Goal: Type out the material below exactly.

Dataset content:
+ + + + +

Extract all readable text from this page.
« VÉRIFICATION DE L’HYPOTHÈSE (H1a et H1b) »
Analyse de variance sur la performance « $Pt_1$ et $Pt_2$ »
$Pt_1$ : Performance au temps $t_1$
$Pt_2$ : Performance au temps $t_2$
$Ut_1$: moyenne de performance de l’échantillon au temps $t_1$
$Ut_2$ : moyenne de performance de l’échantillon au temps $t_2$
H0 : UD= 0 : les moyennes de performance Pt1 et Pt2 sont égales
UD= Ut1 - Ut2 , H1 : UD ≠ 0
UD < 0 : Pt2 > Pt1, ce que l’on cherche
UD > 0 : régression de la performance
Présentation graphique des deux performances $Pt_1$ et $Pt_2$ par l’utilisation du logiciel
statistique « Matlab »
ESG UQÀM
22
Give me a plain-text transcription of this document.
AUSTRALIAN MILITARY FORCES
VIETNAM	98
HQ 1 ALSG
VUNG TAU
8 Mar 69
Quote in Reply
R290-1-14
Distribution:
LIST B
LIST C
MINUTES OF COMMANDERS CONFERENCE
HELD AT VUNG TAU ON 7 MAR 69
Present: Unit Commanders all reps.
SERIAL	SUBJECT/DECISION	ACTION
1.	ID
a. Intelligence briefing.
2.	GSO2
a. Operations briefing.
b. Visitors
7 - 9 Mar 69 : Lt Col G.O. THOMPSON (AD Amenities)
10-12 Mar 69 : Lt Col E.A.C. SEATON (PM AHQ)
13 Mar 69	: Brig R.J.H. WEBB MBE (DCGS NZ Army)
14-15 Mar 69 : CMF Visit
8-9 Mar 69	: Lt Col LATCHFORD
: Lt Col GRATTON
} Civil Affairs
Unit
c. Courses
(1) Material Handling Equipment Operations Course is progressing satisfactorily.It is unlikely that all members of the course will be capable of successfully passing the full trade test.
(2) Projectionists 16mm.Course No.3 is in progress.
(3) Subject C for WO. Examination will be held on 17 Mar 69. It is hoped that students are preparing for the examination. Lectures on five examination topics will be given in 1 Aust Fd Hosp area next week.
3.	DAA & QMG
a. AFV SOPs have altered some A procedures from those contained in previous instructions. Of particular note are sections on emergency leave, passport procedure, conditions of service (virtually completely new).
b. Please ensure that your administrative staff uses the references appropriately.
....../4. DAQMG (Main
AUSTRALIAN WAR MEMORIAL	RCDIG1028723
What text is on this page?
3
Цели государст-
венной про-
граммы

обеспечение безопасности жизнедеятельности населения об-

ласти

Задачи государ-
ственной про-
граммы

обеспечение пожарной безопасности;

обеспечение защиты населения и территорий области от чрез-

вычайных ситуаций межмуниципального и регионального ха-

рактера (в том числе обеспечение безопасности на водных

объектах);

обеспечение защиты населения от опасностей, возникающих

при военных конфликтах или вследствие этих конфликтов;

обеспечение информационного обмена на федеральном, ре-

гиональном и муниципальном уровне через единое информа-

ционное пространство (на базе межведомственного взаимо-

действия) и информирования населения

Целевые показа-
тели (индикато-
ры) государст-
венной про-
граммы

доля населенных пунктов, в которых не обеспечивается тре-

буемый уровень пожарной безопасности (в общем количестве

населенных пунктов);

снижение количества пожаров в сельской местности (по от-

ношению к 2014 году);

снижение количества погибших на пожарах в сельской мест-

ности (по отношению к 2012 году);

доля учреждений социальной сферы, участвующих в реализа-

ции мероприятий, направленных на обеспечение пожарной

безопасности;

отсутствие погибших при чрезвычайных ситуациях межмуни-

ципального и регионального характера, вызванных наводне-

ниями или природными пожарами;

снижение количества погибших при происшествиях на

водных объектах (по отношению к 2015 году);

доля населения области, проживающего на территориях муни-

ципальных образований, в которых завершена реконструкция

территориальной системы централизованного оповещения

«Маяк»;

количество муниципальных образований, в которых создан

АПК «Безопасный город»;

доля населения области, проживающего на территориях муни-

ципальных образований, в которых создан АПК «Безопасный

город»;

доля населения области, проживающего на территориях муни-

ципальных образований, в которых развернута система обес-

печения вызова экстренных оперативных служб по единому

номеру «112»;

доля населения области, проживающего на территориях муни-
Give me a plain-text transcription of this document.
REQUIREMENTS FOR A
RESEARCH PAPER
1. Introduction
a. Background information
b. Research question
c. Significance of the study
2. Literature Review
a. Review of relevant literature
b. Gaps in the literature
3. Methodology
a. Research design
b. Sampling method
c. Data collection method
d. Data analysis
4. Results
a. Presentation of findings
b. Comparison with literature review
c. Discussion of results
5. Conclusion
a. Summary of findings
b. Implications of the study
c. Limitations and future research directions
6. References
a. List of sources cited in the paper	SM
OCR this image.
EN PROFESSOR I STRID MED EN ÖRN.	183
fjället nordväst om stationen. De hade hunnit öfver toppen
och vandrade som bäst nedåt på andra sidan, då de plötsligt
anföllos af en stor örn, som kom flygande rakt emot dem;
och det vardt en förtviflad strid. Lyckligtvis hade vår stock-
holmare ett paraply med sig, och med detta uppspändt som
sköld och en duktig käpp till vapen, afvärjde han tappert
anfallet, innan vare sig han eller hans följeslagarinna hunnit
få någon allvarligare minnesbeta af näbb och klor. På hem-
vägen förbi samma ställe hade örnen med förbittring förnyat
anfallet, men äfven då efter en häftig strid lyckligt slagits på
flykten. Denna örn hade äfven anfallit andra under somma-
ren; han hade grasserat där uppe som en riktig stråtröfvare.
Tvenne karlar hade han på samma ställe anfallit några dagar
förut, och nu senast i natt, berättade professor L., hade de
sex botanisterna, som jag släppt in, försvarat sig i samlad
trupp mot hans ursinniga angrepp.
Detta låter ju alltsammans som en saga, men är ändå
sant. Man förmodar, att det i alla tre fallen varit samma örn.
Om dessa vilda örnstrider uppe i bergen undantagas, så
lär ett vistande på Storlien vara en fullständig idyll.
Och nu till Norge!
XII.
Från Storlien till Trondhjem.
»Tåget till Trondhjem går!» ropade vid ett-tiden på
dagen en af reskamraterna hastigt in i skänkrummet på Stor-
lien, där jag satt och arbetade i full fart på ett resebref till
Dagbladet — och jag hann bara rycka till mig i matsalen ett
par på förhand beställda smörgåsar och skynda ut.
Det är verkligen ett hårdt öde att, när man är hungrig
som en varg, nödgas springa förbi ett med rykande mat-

+ + + + +

Task result:
Extract all readable text from this page.
« VÉRIFICATION DE L’HYPOTHÈSE (H1a et H1b) »
Analyse de variance sur la performance « $Pt_1$ et $Pt_2$ »
$Pt_1$ : Performance au temps $t_1$
$Pt_2$ : Performance au temps $t_2$
$Ut_1$: moyenne de performance de l’échantillon au temps $t_1$
$Ut_2$ : moyenne de performance de l’échantillon au temps $t_2$
H0 : UD= 0 : les moyennes de performance Pt1 et Pt2 sont égales
UD= Ut1 - Ut2 , H1 : UD ≠ 0
UD < 0 : Pt2 > Pt1, ce que l’on cherche
UD > 0 : régression de la performance
Présentation graphique des deux performances $Pt_1$ et $Pt_2$ par l’utilisation du logiciel
statistique « Matlab »
ESG UQÀM
22
Give me a plain-text transcription of this document.
AUSTRALIAN MILITARY FORCES
VIETNAM	98
HQ 1 ALSG
VUNG TAU
8 Mar 69
Quote in Reply
R290-1-14
Distribution:
LIST B
LIST C
MINUTES OF COMMANDERS CONFERENCE
HELD AT VUNG TAU ON 7 MAR 69
Present: Unit Commanders all reps.
SERIAL	SUBJECT/DECISION	ACTION
1.	ID
a. Intelligence briefing.
2.	GSO2
a. Operations briefing.
b. Visitors
7 - 9 Mar 69 : Lt Col G.O. THOMPSON (AD Amenities)
10-12 Mar 69 : Lt Col E.A.C. SEATON (PM AHQ)
13 Mar 69	: Brig R.J.H. WEBB MBE (DCGS NZ Army)
14-15 Mar 69 : CMF Visit
8-9 Mar 69	: Lt Col LATCHFORD
: Lt Col GRATTON
} Civil Affairs
Unit
c. Courses
(1) Material Handling Equipment Operations Course is progressing satisfactorily.It is unlikely that all members of the course will be capable of successfully passing the full trade test.
(2) Projectionists 16mm.Course No.3 is in progress.
(3) Subject C for WO. Examination will be held on 17 Mar 69. It is hoped that students are preparing for the examination. Lectures on five examination topics will be given in 1 Aust Fd Hosp area next week.
3.	DAA & QMG
a. AFV SOPs have altered some A procedures from those contained in previous instructions. Of particular note are sections on emergency leave, passport procedure, conditions of service (virtually completely new).
b. Please ensure that your administrative staff uses the references appropriately.
....../4. DAQMG (Main
AUSTRALIAN WAR MEMORIAL	RCDIG1028723
What text is on this page?
3
Цели государст-
венной про-
граммы

обеспечение безопасности жизнедеятельности населения об-

ласти

Задачи государ-
ственной про-
граммы

обеспечение пожарной безопасности;

обеспечение защиты населения и территорий области от чрез-

вычайных ситуаций межмуниципального и регионального ха-

рактера (в том числе обеспечение безопасности на водных

объектах);

обеспечение защиты населения от опасностей, возникающих

при военных конфликтах или вследствие этих конфликтов;

обеспечение информационного обмена на федеральном, ре-

гиональном и муниципальном уровне через единое информа-

ционное пространство (на базе межведомственного взаимо-

действия) и информирования населения

Целевые показа-
тели (индикато-
ры) государст-
венной про-
граммы

доля населенных пунктов, в которых не обеспечивается тре-

буемый уровень пожарной безопасности (в общем количестве

населенных пунктов);

снижение количества пожаров в сельской местности (по от-

ношению к 2014 году);

снижение количества погибших на пожарах в сельской мест-

ности (по отношению к 2012 году);

доля учреждений социальной сферы, участвующих в реализа-

ции мероприятий, направленных на обеспечение пожарной

безопасности;

отсутствие погибших при чрезвычайных ситуациях межмуни-

ципального и регионального характера, вызванных наводне-

ниями или природными пожарами;

снижение количества погибших при происшествиях на

водных объектах (по отношению к 2015 году);

доля населения области, проживающего на территориях муни-

ципальных образований, в которых завершена реконструкция

территориальной системы централизованного оповещения

«Маяк»;

количество муниципальных образований, в которых создан

АПК «Безопасный город»;

доля населения области, проживающего на территориях муни-

ципальных образований, в которых создан АПК «Безопасный

город»;

доля населения области, проживающего на территориях муни-

ципальных образований, в которых развернута система обес-

печения вызова экстренных оперативных служб по единому

номеру «112»;

доля населения области, проживающего на территориях муни-
Give me a plain-text transcription of this document.
REQUIREMENTS FOR A
RESEARCH PAPER
1. Introduction
a. Background information
b. Research question
c. Significance of the study
2. Literature Review
a. Review of relevant literature
b. Gaps in the literature
3. Methodology
a. Research design
b. Sampling method
c. Data collection method
d. Data analysis
4. Results
a. Presentation of findings
b. Comparison with literature review
c. Discussion of results
5. Conclusion
a. Summary of findings
b. Implications of the study
c. Limitations and future research directions
6. References
a. List of sources cited in the paper	SM
OCR this image.
EN PROFESSOR I STRID MED EN ÖRN.	183
fjället nordväst om stationen. De hade hunnit öfver toppen
och vandrade som bäst nedåt på andra sidan, då de plötsligt
anföllos af en stor örn, som kom flygande rakt emot dem;
och det vardt en förtviflad strid. Lyckligtvis hade vår stock-
holmare ett paraply med sig, och med detta uppspändt som
sköld och en duktig käpp till vapen, afvärjde han tappert
anfallet, innan vare sig han eller hans följeslagarinna hunnit
få någon allvarligare minnesbeta af näbb och klor. På hem-
vägen förbi samma ställe hade örnen med förbittring förnyat
anfallet, men äfven då efter en häftig strid lyckligt slagits på
flykten. Denna örn hade äfven anfallit andra under somma-
ren; han hade grasserat där uppe som en riktig stråtröfvare.
Tvenne karlar hade han på samma ställe anfallit några dagar
förut, och nu senast i natt, berättade professor L., hade de
sex botanisterna, som jag släppt in, försvarat sig i samlad
trupp mot hans ursinniga angrepp.
Detta låter ju alltsammans som en saga, men är ändå
sant. Man förmodar, att det i alla tre fallen varit samma örn.
Om dessa vilda örnstrider uppe i bergen undantagas, så
lär ett vistande på Storlien vara en fullständig idyll.
Och nu till Norge!
XII.
Från Storlien till Trondhjem.
»Tåget till Trondhjem går!» ropade vid ett-tiden på
dagen en af reskamraterna hastigt in i skänkrummet på Stor-
lien, där jag satt och arbetade i full fart på ett resebref till
Dagbladet — och jag hann bara rycka till mig i matsalen ett
par på förhand beställda smörgåsar och skynda ut.
Det är verkligen ett hårdt öde att, när man är hungrig
som en varg, nödgas springa förbi ett med rykande mat-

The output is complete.